- [Goal of the exercise] Give every line from the entries that contains "battery".

Stored data
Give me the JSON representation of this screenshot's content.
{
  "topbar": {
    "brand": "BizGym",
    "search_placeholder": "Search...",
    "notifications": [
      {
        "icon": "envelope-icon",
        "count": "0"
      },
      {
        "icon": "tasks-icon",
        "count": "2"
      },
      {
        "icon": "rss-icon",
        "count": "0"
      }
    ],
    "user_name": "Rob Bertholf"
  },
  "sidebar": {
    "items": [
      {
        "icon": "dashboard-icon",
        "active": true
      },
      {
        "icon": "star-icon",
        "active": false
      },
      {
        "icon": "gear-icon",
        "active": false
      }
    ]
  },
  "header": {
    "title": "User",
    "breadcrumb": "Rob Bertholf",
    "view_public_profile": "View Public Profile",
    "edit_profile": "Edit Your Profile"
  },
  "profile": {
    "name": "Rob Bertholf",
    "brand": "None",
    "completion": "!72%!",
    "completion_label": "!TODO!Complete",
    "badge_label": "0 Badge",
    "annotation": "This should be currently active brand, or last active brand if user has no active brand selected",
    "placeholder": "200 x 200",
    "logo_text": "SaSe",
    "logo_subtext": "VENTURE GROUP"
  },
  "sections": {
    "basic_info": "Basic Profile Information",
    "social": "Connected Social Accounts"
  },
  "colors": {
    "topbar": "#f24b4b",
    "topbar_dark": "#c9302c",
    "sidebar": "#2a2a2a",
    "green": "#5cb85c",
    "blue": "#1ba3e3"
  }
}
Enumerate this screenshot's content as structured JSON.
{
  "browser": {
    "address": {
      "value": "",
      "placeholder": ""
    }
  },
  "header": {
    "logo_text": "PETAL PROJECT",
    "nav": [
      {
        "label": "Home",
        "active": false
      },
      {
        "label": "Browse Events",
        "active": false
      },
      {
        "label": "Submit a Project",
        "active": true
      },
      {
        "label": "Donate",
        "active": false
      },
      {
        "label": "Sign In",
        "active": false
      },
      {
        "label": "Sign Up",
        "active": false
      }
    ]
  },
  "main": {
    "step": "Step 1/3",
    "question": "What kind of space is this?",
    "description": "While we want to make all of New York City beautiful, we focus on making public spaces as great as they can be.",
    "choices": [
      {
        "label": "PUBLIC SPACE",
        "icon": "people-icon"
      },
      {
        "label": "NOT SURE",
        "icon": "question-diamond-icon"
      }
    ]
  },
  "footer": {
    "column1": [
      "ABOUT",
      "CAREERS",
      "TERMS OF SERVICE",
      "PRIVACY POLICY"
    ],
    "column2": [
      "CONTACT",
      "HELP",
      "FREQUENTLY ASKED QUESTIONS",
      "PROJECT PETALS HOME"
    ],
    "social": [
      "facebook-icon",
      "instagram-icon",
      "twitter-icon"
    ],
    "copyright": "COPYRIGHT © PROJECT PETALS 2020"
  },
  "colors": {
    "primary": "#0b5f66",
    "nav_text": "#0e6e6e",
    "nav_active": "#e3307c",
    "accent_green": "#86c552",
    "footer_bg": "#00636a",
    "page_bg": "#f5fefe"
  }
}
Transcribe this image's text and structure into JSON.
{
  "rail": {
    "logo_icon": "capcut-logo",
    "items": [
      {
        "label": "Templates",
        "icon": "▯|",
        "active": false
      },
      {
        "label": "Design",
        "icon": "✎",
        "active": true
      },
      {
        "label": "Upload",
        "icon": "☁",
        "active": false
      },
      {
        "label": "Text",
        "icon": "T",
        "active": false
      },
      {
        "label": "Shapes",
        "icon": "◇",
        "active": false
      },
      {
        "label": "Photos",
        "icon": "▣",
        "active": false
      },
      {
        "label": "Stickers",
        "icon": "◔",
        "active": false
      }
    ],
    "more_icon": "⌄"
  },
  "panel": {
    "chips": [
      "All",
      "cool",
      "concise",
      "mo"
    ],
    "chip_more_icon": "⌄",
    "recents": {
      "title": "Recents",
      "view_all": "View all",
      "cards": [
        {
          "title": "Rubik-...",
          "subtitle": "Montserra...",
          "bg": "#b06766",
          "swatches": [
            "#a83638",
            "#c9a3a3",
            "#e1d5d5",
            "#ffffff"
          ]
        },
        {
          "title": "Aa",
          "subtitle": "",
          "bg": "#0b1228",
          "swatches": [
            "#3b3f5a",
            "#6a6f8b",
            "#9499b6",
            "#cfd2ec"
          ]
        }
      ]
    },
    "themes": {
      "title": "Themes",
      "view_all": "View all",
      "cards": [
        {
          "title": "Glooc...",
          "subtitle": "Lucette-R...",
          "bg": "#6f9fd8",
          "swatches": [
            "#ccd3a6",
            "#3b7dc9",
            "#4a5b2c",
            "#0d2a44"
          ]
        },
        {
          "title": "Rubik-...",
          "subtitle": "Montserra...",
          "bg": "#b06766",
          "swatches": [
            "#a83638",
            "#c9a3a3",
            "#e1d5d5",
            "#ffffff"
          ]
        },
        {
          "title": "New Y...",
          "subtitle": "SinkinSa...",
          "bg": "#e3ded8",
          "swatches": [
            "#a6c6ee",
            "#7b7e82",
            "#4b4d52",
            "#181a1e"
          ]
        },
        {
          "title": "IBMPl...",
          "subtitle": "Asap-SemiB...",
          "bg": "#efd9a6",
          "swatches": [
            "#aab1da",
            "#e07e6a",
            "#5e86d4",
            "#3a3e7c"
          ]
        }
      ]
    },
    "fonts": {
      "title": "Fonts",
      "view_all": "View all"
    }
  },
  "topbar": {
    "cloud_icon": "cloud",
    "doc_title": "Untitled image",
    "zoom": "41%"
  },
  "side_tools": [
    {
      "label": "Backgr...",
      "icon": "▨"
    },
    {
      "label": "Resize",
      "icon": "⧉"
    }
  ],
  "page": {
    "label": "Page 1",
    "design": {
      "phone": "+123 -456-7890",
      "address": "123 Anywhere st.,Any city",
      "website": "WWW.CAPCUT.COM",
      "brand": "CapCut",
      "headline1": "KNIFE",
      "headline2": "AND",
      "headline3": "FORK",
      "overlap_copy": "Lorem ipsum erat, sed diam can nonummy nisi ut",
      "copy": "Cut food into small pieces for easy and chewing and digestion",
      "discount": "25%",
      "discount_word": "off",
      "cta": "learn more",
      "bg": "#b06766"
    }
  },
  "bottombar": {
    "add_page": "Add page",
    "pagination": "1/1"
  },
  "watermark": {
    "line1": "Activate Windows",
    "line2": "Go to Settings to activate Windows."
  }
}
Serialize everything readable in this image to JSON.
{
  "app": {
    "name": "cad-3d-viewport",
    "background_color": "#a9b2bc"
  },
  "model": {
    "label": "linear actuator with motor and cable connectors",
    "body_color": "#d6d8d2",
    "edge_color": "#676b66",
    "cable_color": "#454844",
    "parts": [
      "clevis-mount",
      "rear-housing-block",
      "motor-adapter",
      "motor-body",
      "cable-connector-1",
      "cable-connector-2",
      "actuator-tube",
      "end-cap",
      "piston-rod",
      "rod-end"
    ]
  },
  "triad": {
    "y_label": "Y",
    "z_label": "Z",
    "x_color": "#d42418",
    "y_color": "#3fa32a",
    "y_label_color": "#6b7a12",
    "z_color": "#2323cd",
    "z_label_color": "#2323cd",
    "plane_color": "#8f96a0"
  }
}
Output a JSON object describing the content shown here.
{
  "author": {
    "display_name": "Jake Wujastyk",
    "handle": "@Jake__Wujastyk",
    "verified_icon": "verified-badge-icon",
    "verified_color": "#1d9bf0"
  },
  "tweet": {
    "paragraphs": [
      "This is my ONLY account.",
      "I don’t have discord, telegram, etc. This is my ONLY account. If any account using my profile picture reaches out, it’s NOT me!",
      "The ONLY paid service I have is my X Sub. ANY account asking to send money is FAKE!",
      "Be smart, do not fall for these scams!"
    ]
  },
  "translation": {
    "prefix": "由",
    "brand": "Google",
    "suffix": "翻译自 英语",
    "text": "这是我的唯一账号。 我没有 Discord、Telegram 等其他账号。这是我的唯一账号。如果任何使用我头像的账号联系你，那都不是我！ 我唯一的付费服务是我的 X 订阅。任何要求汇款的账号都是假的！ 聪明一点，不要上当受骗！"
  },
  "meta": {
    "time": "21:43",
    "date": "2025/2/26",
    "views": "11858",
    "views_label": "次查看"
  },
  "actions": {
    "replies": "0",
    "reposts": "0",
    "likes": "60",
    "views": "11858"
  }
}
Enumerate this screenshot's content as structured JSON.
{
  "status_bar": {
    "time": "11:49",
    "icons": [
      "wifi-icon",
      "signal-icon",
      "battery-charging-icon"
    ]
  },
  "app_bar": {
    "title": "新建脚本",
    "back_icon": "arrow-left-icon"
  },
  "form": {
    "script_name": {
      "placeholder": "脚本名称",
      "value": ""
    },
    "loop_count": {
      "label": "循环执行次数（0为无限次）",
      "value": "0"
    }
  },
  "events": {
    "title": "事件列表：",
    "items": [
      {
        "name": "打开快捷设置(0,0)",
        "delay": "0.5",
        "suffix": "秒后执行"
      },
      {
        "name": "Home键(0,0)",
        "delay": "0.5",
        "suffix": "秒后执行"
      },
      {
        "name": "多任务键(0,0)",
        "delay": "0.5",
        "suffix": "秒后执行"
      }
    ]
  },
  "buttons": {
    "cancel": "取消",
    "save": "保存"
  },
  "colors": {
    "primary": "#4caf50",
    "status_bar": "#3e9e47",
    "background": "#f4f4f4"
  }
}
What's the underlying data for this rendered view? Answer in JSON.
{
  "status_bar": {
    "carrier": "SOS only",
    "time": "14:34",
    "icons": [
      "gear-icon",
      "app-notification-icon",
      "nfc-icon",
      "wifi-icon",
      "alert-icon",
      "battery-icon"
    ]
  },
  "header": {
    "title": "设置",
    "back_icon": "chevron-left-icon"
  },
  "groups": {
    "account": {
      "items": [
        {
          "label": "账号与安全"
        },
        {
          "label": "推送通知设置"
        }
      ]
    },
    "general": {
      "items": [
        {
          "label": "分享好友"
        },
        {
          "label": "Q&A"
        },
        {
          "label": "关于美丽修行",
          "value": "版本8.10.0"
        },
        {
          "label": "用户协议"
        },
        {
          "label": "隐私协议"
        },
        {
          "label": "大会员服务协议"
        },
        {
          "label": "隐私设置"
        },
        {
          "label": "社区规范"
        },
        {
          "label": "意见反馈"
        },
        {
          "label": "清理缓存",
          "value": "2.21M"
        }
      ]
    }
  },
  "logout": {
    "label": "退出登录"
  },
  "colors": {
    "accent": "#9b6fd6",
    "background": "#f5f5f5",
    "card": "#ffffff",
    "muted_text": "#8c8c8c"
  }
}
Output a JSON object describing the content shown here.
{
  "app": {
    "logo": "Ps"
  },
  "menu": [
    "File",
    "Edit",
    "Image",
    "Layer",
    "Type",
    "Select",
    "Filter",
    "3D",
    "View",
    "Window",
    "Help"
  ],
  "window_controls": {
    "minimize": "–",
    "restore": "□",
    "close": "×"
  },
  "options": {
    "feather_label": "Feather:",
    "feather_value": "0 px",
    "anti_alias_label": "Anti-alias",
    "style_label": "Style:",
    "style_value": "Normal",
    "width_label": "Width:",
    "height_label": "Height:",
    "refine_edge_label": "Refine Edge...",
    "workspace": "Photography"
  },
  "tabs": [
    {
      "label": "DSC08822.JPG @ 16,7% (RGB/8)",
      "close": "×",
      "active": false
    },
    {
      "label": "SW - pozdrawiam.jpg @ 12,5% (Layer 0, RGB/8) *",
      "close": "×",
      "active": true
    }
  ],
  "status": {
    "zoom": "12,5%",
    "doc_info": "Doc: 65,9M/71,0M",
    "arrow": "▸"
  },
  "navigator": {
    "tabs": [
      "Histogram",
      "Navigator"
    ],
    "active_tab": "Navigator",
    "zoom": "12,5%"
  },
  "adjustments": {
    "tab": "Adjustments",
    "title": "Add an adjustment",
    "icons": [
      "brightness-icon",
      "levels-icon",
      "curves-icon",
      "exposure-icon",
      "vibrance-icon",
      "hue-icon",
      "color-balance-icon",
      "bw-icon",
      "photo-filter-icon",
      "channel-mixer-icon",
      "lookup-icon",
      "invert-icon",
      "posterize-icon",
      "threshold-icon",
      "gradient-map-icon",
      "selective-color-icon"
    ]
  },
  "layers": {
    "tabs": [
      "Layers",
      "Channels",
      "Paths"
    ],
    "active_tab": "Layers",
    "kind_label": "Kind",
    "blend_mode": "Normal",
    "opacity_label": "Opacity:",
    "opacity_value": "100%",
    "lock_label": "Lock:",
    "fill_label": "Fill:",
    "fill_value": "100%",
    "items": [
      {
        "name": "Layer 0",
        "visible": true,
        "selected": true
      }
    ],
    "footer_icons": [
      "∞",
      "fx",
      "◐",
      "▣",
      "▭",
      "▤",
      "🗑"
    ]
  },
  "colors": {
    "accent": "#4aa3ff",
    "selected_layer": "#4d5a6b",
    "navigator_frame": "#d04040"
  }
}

- [Solution for this exercise]
      "battery-charging-icon"
      "battery-icon"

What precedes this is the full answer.